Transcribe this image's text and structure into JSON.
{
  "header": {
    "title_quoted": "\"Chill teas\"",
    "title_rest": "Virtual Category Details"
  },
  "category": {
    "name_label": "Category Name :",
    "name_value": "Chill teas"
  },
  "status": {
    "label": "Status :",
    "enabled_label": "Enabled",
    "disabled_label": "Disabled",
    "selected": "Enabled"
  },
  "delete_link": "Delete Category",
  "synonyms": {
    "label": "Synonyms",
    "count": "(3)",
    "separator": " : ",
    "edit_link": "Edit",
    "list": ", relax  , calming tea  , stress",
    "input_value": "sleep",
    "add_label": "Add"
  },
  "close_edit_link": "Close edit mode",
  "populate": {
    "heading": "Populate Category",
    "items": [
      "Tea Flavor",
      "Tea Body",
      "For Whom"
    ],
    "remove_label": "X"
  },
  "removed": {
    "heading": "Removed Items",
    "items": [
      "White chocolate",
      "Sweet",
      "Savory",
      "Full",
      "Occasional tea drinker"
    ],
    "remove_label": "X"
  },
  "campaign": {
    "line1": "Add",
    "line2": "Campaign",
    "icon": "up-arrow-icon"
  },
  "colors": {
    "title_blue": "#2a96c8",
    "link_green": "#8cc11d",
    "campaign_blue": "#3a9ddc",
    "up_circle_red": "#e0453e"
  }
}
----------
Copy each record from above without leaving any out.

Transcribe this image's text and structure into JSON.
{
  "header": {
    "title_quoted": "\"Chill teas\"",
    "title_rest": "Virtual Category Details"
  },
  "category": {
    "name_label": "Category Name :",
    "name_value": "Chill teas"
  },
  "status": {
    "label": "Status :",
    "enabled_label": "Enabled",
    "disabled_label": "Disabled",
    "selected": "Enabled"
  },
  "delete_link": "Delete Category",
  "synonyms": {
    "label": "Synonyms",
    "count": "(3)",
    "separator": " : ",
    "edit_link": "Edit",
    "list": ", relax  , calming tea  , stress",
    "input_value": "sleep",
    "add_label": "Add"
  },
  "close_edit_link": "Close edit mode",
  "populate": {
    "heading": "Populate Category",
    "items": [
      "Tea Flavor",
      "Tea Body",
      "For Whom"
    ],
    "remove_label": "X"
  },
  "removed": {
    "heading": "Removed Items",
    "items": [
      "White chocolate",
      "Sweet",
      "Savory",
      "Full",
      "Occasional tea drinker"
    ],
    "remove_label": "X"
  },
  "campaign": {
    "line1": "Add",
    "line2": "Campaign",
    "icon": "up-arrow-icon"
  },
  "colors": {
    "title_blue": "#2a96c8",
    "link_green": "#8cc11d",
    "campaign_blue": "#3a9ddc",
    "up_circle_red": "#e0453e"
  }
}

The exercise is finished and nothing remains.